Problem to solve — Output the full listing below exactly, without the pictures.

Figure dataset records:
• • • • •

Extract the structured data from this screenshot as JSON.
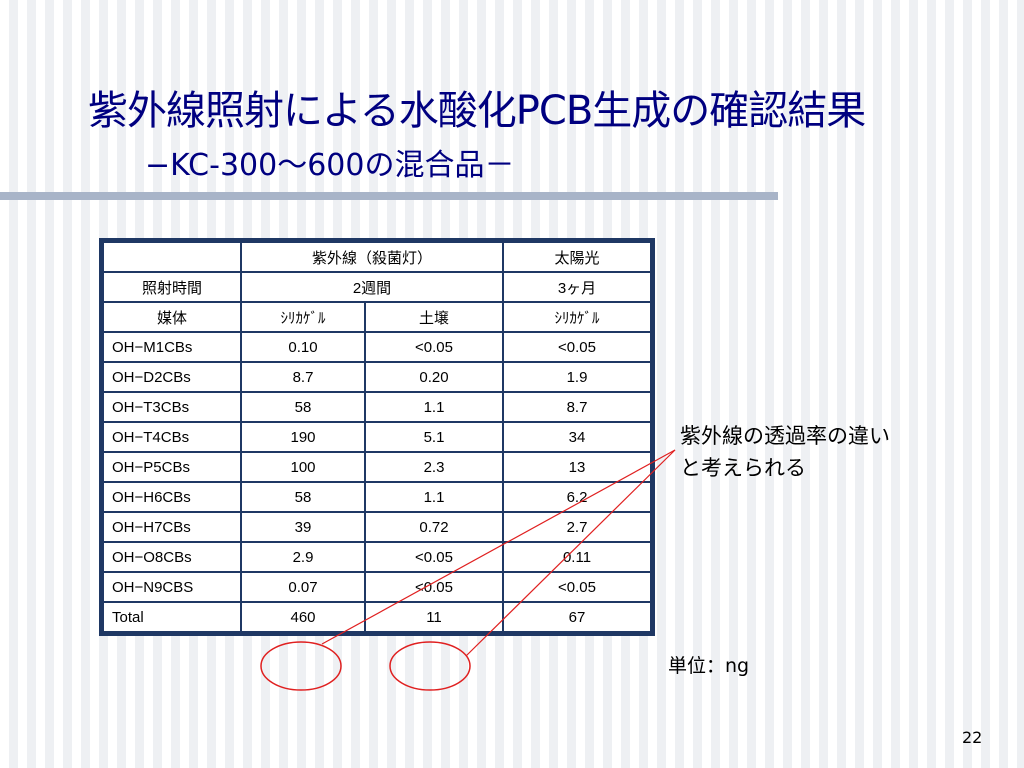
{
  "slide": {
    "title_line1": "紫外線照射による水酸化PCB生成の確認結果",
    "title_line2": "−KC-300～600の混合品－",
    "note_line1": "紫外線の透過率の違い",
    "note_line2": "と考えられる",
    "unit": "単位：ng",
    "page_number": "22"
  },
  "table": {
    "header_row1": [
      "",
      "紫外線（殺菌灯）",
      "太陽光"
    ],
    "header_row2": [
      "照射時間",
      "2週間",
      "3ヶ月"
    ],
    "header_row3": [
      "媒体",
      "ｼﾘｶｹﾞﾙ",
      "土壌",
      "ｼﾘｶｹﾞﾙ"
    ],
    "rows": [
      [
        "OH−M1CBs",
        "0.10",
        "<0.05",
        "<0.05"
      ],
      [
        "OH−D2CBs",
        "8.7",
        "0.20",
        "1.9"
      ],
      [
        "OH−T3CBs",
        "58",
        "1.1",
        "8.7"
      ],
      [
        "OH−T4CBs",
        "190",
        "5.1",
        "34"
      ],
      [
        "OH−P5CBs",
        "100",
        "2.3",
        "13"
      ],
      [
        "OH−H6CBs",
        "58",
        "1.1",
        "6.2"
      ],
      [
        "OH−H7CBs",
        "39",
        "0.72",
        "2.7"
      ],
      [
        "OH−O8CBs",
        "2.9",
        "<0.05",
        "0.11"
      ],
      [
        "OH−N9CBS",
        "0.07",
        "<0.05",
        "<0.05"
      ],
      [
        "Total",
        "460",
        "11",
        "67"
      ]
    ]
  },
  "colors": {
    "title": "#000080",
    "table_border": "#1f3864",
    "annotation": "#e02020",
    "rule": "#a8b4c8"
  }
}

• • • • •

Solution to this exercise —
Extract the structured data from this screenshot as JSON.
{
  "slide": {
    "title_line1": "紫外線照射による水酸化PCB生成の確認結果",
    "title_line2": "−KC-300～600の混合品－",
    "note_line1": "紫外線の透過率の違い",
    "note_line2": "と考えられる",
    "unit": "単位：ng",
    "page_number": "22"
  },
  "table": {
    "header_row1": [
      "",
      "紫外線（殺菌灯）",
      "太陽光"
    ],
    "header_row2": [
      "照射時間",
      "2週間",
      "3ヶ月"
    ],
    "header_row3": [
      "媒体",
      "ｼﾘｶｹﾞﾙ",
      "土壌",
      "ｼﾘｶｹﾞﾙ"
    ],
    "rows": [
      [
        "OH−M1CBs",
        "0.10",
        "<0.05",
        "<0.05"
      ],
      [
        "OH−D2CBs",
        "8.7",
        "0.20",
        "1.9"
      ],
      [
        "OH−T3CBs",
        "58",
        "1.1",
        "8.7"
      ],
      [
        "OH−T4CBs",
        "190",
        "5.1",
        "34"
      ],
      [
        "OH−P5CBs",
        "100",
        "2.3",
        "13"
      ],
      [
        "OH−H6CBs",
        "58",
        "1.1",
        "6.2"
      ],
      [
        "OH−H7CBs",
        "39",
        "0.72",
        "2.7"
      ],
      [
        "OH−O8CBs",
        "2.9",
        "<0.05",
        "0.11"
      ],
      [
        "OH−N9CBS",
        "0.07",
        "<0.05",
        "<0.05"
      ],
      [
        "Total",
        "460",
        "11",
        "67"
      ]
    ]
  },
  "colors": {
    "title": "#000080",
    "table_border": "#1f3864",
    "annotation": "#e02020",
    "rule": "#a8b4c8"
  }
}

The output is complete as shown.